Figure record extracts

******

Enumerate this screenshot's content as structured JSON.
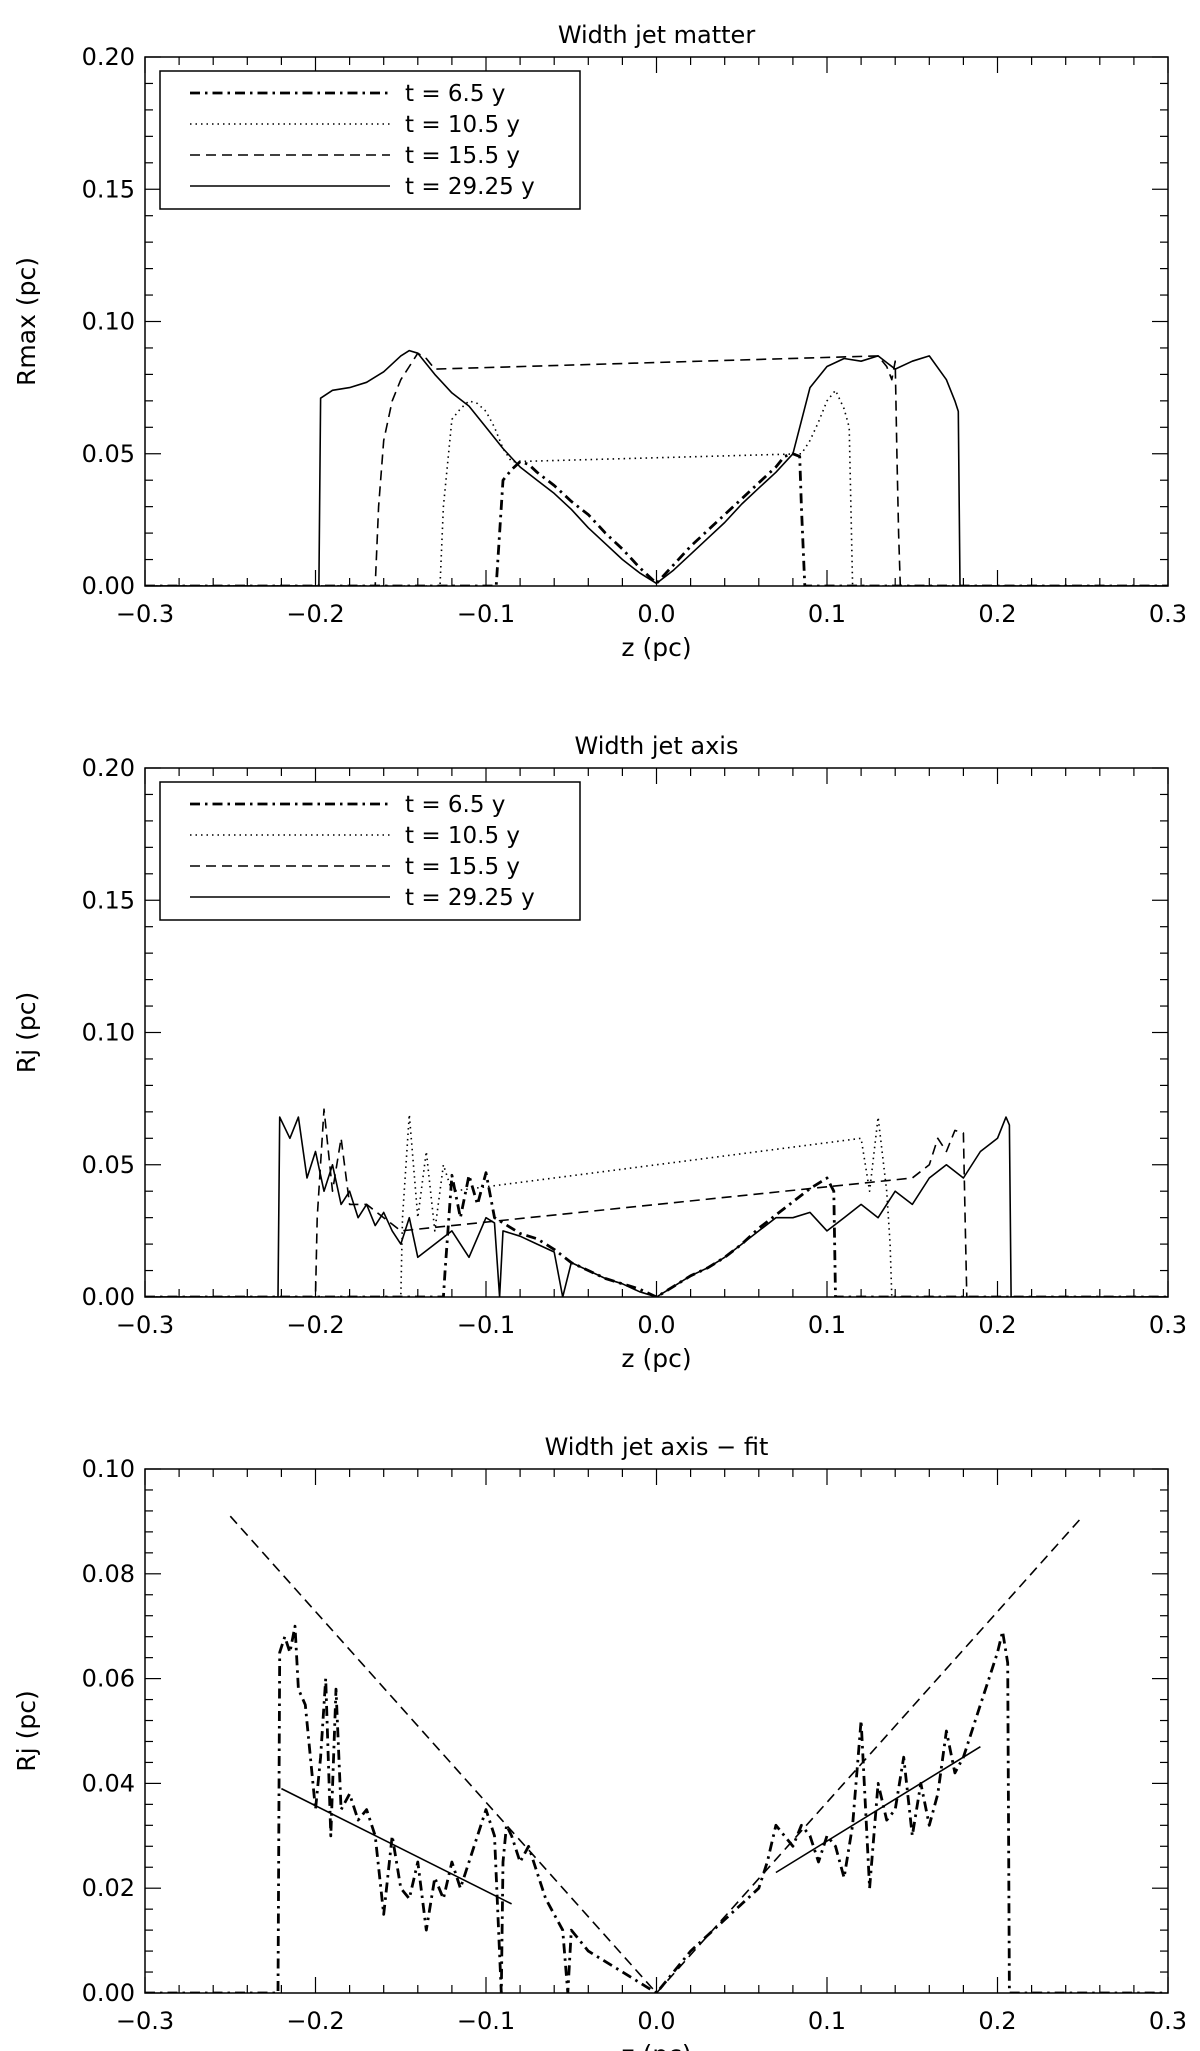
{
  "figure": {
    "background": "#ffffff",
    "ink": "#000000"
  },
  "chart_data": [
    {
      "type": "line",
      "title": "Width jet matter",
      "xlabel": "z (pc)",
      "ylabel": "Rmax (pc)",
      "xlim": [
        -0.3,
        0.3
      ],
      "ylim": [
        0.0,
        0.2
      ],
      "xticks": [
        -0.3,
        -0.2,
        -0.1,
        0.0,
        0.1,
        0.2,
        0.3
      ],
      "xtick_labels": [
        "−0.3",
        "−0.2",
        "−0.1",
        "0.0",
        "0.1",
        "0.2",
        "0.3"
      ],
      "yticks": [
        0.0,
        0.05,
        0.1,
        0.15,
        0.2
      ],
      "ytick_labels": [
        "0.00",
        "0.05",
        "0.10",
        "0.15",
        "0.20"
      ],
      "legend_position": "top-left",
      "series": [
        {
          "name": "t = 6.5 y",
          "style": "dashdot-thick",
          "x": [
            -0.3,
            -0.094,
            -0.092,
            -0.09,
            -0.085,
            -0.08,
            -0.075,
            -0.07,
            -0.06,
            -0.05,
            -0.04,
            -0.03,
            -0.02,
            -0.01,
            0.0,
            0.01,
            0.02,
            0.03,
            0.04,
            0.05,
            0.06,
            0.07,
            0.075,
            0.08,
            0.084,
            0.085,
            0.087,
            0.3
          ],
          "y": [
            0.0,
            0.0,
            0.02,
            0.04,
            0.044,
            0.047,
            0.046,
            0.043,
            0.038,
            0.032,
            0.027,
            0.02,
            0.014,
            0.007,
            0.001,
            0.008,
            0.015,
            0.021,
            0.027,
            0.033,
            0.039,
            0.045,
            0.049,
            0.05,
            0.049,
            0.03,
            0.0,
            0.0
          ]
        },
        {
          "name": "t = 10.5 y",
          "style": "dotted",
          "x": [
            -0.3,
            -0.127,
            -0.125,
            -0.12,
            -0.115,
            -0.11,
            -0.105,
            -0.1,
            -0.095,
            -0.09,
            -0.085,
            0.085,
            0.09,
            0.095,
            0.1,
            0.105,
            0.11,
            0.113,
            0.114,
            0.115,
            0.3
          ],
          "y": [
            0.0,
            0.0,
            0.03,
            0.063,
            0.067,
            0.07,
            0.069,
            0.066,
            0.06,
            0.052,
            0.047,
            0.05,
            0.055,
            0.062,
            0.07,
            0.074,
            0.067,
            0.06,
            0.03,
            0.0,
            0.0
          ]
        },
        {
          "name": "t = 15.5 y",
          "style": "dashed",
          "x": [
            -0.3,
            -0.165,
            -0.163,
            -0.16,
            -0.155,
            -0.15,
            -0.145,
            -0.14,
            -0.135,
            -0.13,
            0.13,
            0.135,
            0.138,
            0.14,
            0.141,
            0.142,
            0.143,
            0.3
          ],
          "y": [
            0.0,
            0.0,
            0.03,
            0.055,
            0.07,
            0.078,
            0.083,
            0.088,
            0.086,
            0.082,
            0.087,
            0.083,
            0.078,
            0.085,
            0.05,
            0.02,
            0.0,
            0.0
          ]
        },
        {
          "name": "t = 29.25 y",
          "style": "solid",
          "x": [
            -0.3,
            -0.198,
            -0.197,
            -0.19,
            -0.18,
            -0.17,
            -0.16,
            -0.15,
            -0.145,
            -0.14,
            -0.13,
            -0.12,
            -0.11,
            -0.1,
            -0.09,
            -0.08,
            -0.07,
            -0.06,
            -0.05,
            -0.04,
            -0.03,
            -0.02,
            -0.01,
            0.0,
            0.01,
            0.02,
            0.03,
            0.04,
            0.05,
            0.06,
            0.07,
            0.08,
            0.09,
            0.1,
            0.11,
            0.12,
            0.13,
            0.14,
            0.15,
            0.16,
            0.17,
            0.175,
            0.177,
            0.178,
            0.3
          ],
          "y": [
            0.0,
            0.0,
            0.071,
            0.074,
            0.075,
            0.077,
            0.081,
            0.087,
            0.089,
            0.088,
            0.08,
            0.073,
            0.068,
            0.06,
            0.052,
            0.045,
            0.04,
            0.035,
            0.029,
            0.022,
            0.016,
            0.01,
            0.005,
            0.001,
            0.006,
            0.012,
            0.018,
            0.024,
            0.031,
            0.037,
            0.043,
            0.05,
            0.075,
            0.083,
            0.086,
            0.085,
            0.087,
            0.082,
            0.085,
            0.087,
            0.078,
            0.07,
            0.066,
            0.0,
            0.0
          ]
        }
      ]
    },
    {
      "type": "line",
      "title": "Width jet axis",
      "xlabel": "z (pc)",
      "ylabel": "Rj (pc)",
      "xlim": [
        -0.3,
        0.3
      ],
      "ylim": [
        0.0,
        0.2
      ],
      "xticks": [
        -0.3,
        -0.2,
        -0.1,
        0.0,
        0.1,
        0.2,
        0.3
      ],
      "xtick_labels": [
        "−0.3",
        "−0.2",
        "−0.1",
        "0.0",
        "0.1",
        "0.2",
        "0.3"
      ],
      "yticks": [
        0.0,
        0.05,
        0.1,
        0.15,
        0.2
      ],
      "ytick_labels": [
        "0.00",
        "0.05",
        "0.10",
        "0.15",
        "0.20"
      ],
      "legend_position": "top-left",
      "series": [
        {
          "name": "t = 6.5 y",
          "style": "dashdot-thick",
          "x": [
            -0.3,
            -0.125,
            -0.124,
            -0.12,
            -0.115,
            -0.11,
            -0.105,
            -0.1,
            -0.095,
            -0.09,
            -0.085,
            -0.08,
            -0.07,
            -0.06,
            -0.05,
            -0.04,
            -0.03,
            -0.02,
            -0.01,
            0.0,
            0.01,
            0.02,
            0.03,
            0.04,
            0.05,
            0.06,
            0.07,
            0.08,
            0.09,
            0.1,
            0.104,
            0.105,
            0.3
          ],
          "y": [
            0.0,
            0.0,
            0.01,
            0.046,
            0.03,
            0.046,
            0.035,
            0.047,
            0.03,
            0.028,
            0.026,
            0.024,
            0.022,
            0.018,
            0.013,
            0.01,
            0.007,
            0.005,
            0.003,
            0.0,
            0.004,
            0.008,
            0.011,
            0.015,
            0.02,
            0.026,
            0.031,
            0.036,
            0.041,
            0.045,
            0.04,
            0.0,
            0.0
          ]
        },
        {
          "name": "t = 10.5 y",
          "style": "dotted",
          "x": [
            -0.3,
            -0.15,
            -0.149,
            -0.145,
            -0.14,
            -0.135,
            -0.13,
            -0.125,
            -0.12,
            0.12,
            0.125,
            0.13,
            0.135,
            0.137,
            0.138,
            0.3
          ],
          "y": [
            0.0,
            0.0,
            0.03,
            0.069,
            0.03,
            0.055,
            0.025,
            0.05,
            0.04,
            0.06,
            0.04,
            0.068,
            0.04,
            0.02,
            0.0,
            0.0
          ]
        },
        {
          "name": "t = 15.5 y",
          "style": "dashed",
          "x": [
            -0.3,
            -0.2,
            -0.199,
            -0.195,
            -0.19,
            -0.185,
            -0.18,
            -0.17,
            -0.16,
            -0.15,
            0.15,
            0.16,
            0.165,
            0.17,
            0.175,
            0.18,
            0.181,
            0.182,
            0.3
          ],
          "y": [
            0.0,
            0.0,
            0.03,
            0.071,
            0.04,
            0.06,
            0.035,
            0.035,
            0.03,
            0.025,
            0.045,
            0.05,
            0.06,
            0.055,
            0.063,
            0.062,
            0.03,
            0.0,
            0.0
          ]
        },
        {
          "name": "t = 29.25 y",
          "style": "solid",
          "x": [
            -0.3,
            -0.222,
            -0.221,
            -0.215,
            -0.21,
            -0.205,
            -0.2,
            -0.195,
            -0.19,
            -0.185,
            -0.18,
            -0.175,
            -0.17,
            -0.165,
            -0.16,
            -0.155,
            -0.15,
            -0.145,
            -0.14,
            -0.13,
            -0.12,
            -0.11,
            -0.1,
            -0.095,
            -0.092,
            -0.09,
            -0.08,
            -0.07,
            -0.06,
            -0.055,
            -0.05,
            -0.04,
            -0.03,
            -0.02,
            -0.01,
            0.0,
            0.01,
            0.02,
            0.03,
            0.04,
            0.05,
            0.06,
            0.07,
            0.08,
            0.09,
            0.1,
            0.11,
            0.12,
            0.13,
            0.14,
            0.15,
            0.16,
            0.17,
            0.18,
            0.19,
            0.2,
            0.205,
            0.207,
            0.208,
            0.3
          ],
          "y": [
            0.0,
            0.0,
            0.068,
            0.06,
            0.068,
            0.045,
            0.055,
            0.04,
            0.05,
            0.035,
            0.04,
            0.03,
            0.035,
            0.027,
            0.032,
            0.025,
            0.02,
            0.03,
            0.015,
            0.02,
            0.025,
            0.015,
            0.03,
            0.028,
            0.0,
            0.025,
            0.023,
            0.02,
            0.017,
            0.0,
            0.013,
            0.01,
            0.007,
            0.005,
            0.002,
            0.0,
            0.004,
            0.008,
            0.011,
            0.015,
            0.02,
            0.025,
            0.03,
            0.03,
            0.032,
            0.025,
            0.03,
            0.035,
            0.03,
            0.04,
            0.035,
            0.045,
            0.05,
            0.045,
            0.055,
            0.06,
            0.068,
            0.065,
            0.0,
            0.0
          ]
        }
      ]
    },
    {
      "type": "line",
      "title": "Width jet axis − fit",
      "xlabel": "z (pc)",
      "ylabel": "Rj (pc)",
      "xlim": [
        -0.3,
        0.3
      ],
      "ylim": [
        0.0,
        0.1
      ],
      "xticks": [
        -0.3,
        -0.2,
        -0.1,
        0.0,
        0.1,
        0.2,
        0.3
      ],
      "xtick_labels": [
        "−0.3",
        "−0.2",
        "−0.1",
        "0.0",
        "0.1",
        "0.2",
        "0.3"
      ],
      "yticks": [
        0.0,
        0.02,
        0.04,
        0.06,
        0.08,
        0.1
      ],
      "ytick_labels": [
        "0.00",
        "0.02",
        "0.04",
        "0.06",
        "0.08",
        "0.10"
      ],
      "series": [
        {
          "style": "dashdot-thick",
          "x": [
            -0.3,
            -0.222,
            -0.221,
            -0.218,
            -0.215,
            -0.212,
            -0.21,
            -0.206,
            -0.203,
            -0.2,
            -0.197,
            -0.194,
            -0.191,
            -0.188,
            -0.185,
            -0.18,
            -0.175,
            -0.17,
            -0.165,
            -0.16,
            -0.155,
            -0.15,
            -0.145,
            -0.14,
            -0.135,
            -0.13,
            -0.125,
            -0.12,
            -0.115,
            -0.11,
            -0.105,
            -0.1,
            -0.095,
            -0.091,
            -0.09,
            -0.088,
            -0.085,
            -0.08,
            -0.075,
            -0.07,
            -0.065,
            -0.06,
            -0.055,
            -0.052,
            -0.05,
            -0.045,
            -0.04,
            -0.03,
            -0.02,
            -0.01,
            0.0,
            0.01,
            0.02,
            0.03,
            0.04,
            0.05,
            0.06,
            0.065,
            0.07,
            0.075,
            0.08,
            0.085,
            0.09,
            0.095,
            0.1,
            0.105,
            0.11,
            0.115,
            0.12,
            0.125,
            0.13,
            0.135,
            0.14,
            0.145,
            0.15,
            0.155,
            0.16,
            0.165,
            0.17,
            0.175,
            0.18,
            0.185,
            0.19,
            0.195,
            0.2,
            0.203,
            0.206,
            0.207,
            0.3
          ],
          "y": [
            0.0,
            0.0,
            0.065,
            0.068,
            0.065,
            0.07,
            0.058,
            0.055,
            0.045,
            0.035,
            0.045,
            0.06,
            0.03,
            0.058,
            0.035,
            0.038,
            0.033,
            0.035,
            0.03,
            0.015,
            0.03,
            0.02,
            0.018,
            0.025,
            0.012,
            0.022,
            0.018,
            0.025,
            0.02,
            0.025,
            0.03,
            0.035,
            0.03,
            0.0,
            0.025,
            0.032,
            0.03,
            0.025,
            0.028,
            0.023,
            0.018,
            0.015,
            0.012,
            0.0,
            0.012,
            0.01,
            0.008,
            0.006,
            0.004,
            0.002,
            0.0,
            0.004,
            0.008,
            0.011,
            0.014,
            0.017,
            0.02,
            0.025,
            0.032,
            0.03,
            0.028,
            0.032,
            0.03,
            0.025,
            0.03,
            0.028,
            0.022,
            0.032,
            0.052,
            0.02,
            0.04,
            0.033,
            0.035,
            0.045,
            0.03,
            0.04,
            0.032,
            0.038,
            0.05,
            0.042,
            0.045,
            0.05,
            0.055,
            0.06,
            0.065,
            0.069,
            0.063,
            0.0,
            0.0
          ]
        },
        {
          "style": "dashed",
          "x": [
            -0.25,
            0.0,
            0.25
          ],
          "y": [
            0.091,
            0.0,
            0.091
          ]
        },
        {
          "style": "solid",
          "x": [
            -0.22,
            -0.085
          ],
          "y": [
            0.039,
            0.017
          ]
        },
        {
          "style": "solid",
          "x": [
            0.07,
            0.19
          ],
          "y": [
            0.023,
            0.047
          ]
        }
      ]
    }
  ]
}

******

• Your instructions: From the entries above, copy every line where the word "Width" shows up.

• The response:
      "title": "Width jet matter",
      "title": "Width jet axis",
      "title": "Width jet axis − fit",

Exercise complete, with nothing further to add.